• Work to be completed
Give every line of the material again, exactly as written.

::: Information shown :::

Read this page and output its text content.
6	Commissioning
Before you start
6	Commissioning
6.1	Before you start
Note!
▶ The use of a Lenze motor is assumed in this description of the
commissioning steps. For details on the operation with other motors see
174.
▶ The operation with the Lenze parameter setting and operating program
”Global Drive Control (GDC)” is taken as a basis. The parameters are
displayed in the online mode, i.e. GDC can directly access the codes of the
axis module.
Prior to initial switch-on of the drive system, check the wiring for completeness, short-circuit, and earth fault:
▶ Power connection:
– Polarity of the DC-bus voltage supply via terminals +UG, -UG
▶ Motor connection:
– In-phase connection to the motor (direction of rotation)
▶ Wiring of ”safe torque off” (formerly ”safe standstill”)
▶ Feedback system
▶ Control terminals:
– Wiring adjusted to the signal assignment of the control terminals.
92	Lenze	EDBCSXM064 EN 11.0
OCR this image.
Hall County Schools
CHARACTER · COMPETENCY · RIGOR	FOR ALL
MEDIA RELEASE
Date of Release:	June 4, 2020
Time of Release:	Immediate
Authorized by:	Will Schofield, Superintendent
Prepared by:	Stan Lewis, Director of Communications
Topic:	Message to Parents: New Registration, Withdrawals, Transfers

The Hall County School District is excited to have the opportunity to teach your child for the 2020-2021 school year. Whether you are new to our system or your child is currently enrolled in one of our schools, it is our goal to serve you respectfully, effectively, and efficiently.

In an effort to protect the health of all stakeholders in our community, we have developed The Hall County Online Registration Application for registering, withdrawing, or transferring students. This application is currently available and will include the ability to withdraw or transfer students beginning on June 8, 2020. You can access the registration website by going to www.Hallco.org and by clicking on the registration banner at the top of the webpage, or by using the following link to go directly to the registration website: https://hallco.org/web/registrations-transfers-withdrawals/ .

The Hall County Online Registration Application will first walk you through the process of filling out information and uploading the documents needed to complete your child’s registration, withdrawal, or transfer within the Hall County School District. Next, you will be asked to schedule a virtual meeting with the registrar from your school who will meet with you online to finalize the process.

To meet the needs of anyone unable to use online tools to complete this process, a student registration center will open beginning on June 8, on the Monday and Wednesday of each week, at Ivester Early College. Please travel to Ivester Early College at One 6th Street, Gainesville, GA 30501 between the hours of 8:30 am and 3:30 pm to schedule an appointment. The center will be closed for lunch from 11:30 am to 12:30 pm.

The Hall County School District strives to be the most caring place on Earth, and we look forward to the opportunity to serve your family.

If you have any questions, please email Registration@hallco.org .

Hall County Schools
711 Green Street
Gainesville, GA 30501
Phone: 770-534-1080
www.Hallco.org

:::

• Completed task
Read this page and output its text content.
6	Commissioning
Before you start
6	Commissioning
6.1	Before you start
Note!
▶ The use of a Lenze motor is assumed in this description of the
commissioning steps. For details on the operation with other motors see
174.
▶ The operation with the Lenze parameter setting and operating program
”Global Drive Control (GDC)” is taken as a basis. The parameters are
displayed in the online mode, i.e. GDC can directly access the codes of the
axis module.
Prior to initial switch-on of the drive system, check the wiring for completeness, short-circuit, and earth fault:
▶ Power connection:
– Polarity of the DC-bus voltage supply via terminals +UG, -UG
▶ Motor connection:
– In-phase connection to the motor (direction of rotation)
▶ Wiring of ”safe torque off” (formerly ”safe standstill”)
▶ Feedback system
▶ Control terminals:
– Wiring adjusted to the signal assignment of the control terminals.
92	Lenze	EDBCSXM064 EN 11.0
OCR this image.
Hall County Schools
CHARACTER · COMPETENCY · RIGOR	FOR ALL
MEDIA RELEASE
Date of Release:	June 4, 2020
Time of Release:	Immediate
Authorized by:	Will Schofield, Superintendent
Prepared by:	Stan Lewis, Director of Communications
Topic:	Message to Parents: New Registration, Withdrawals, Transfers

The Hall County School District is excited to have the opportunity to teach your child for the 2020-2021 school year. Whether you are new to our system or your child is currently enrolled in one of our schools, it is our goal to serve you respectfully, effectively, and efficiently.

In an effort to protect the health of all stakeholders in our community, we have developed The Hall County Online Registration Application for registering, withdrawing, or transferring students. This application is currently available and will include the ability to withdraw or transfer students beginning on June 8, 2020. You can access the registration website by going to www.Hallco.org and by clicking on the registration banner at the top of the webpage, or by using the following link to go directly to the registration website: https://hallco.org/web/registrations-transfers-withdrawals/ .

The Hall County Online Registration Application will first walk you through the process of filling out information and uploading the documents needed to complete your child’s registration, withdrawal, or transfer within the Hall County School District. Next, you will be asked to schedule a virtual meeting with the registrar from your school who will meet with you online to finalize the process.

To meet the needs of anyone unable to use online tools to complete this process, a student registration center will open beginning on June 8, on the Monday and Wednesday of each week, at Ivester Early College. Please travel to Ivester Early College at One 6th Street, Gainesville, GA 30501 between the hours of 8:30 am and 3:30 pm to schedule an appointment. The center will be closed for lunch from 11:30 am to 12:30 pm.

The Hall County School District strives to be the most caring place on Earth, and we look forward to the opportunity to serve your family.

If you have any questions, please email Registration@hallco.org .

Hall County Schools
711 Green Street
Gainesville, GA 30501
Phone: 770-534-1080
www.Hallco.org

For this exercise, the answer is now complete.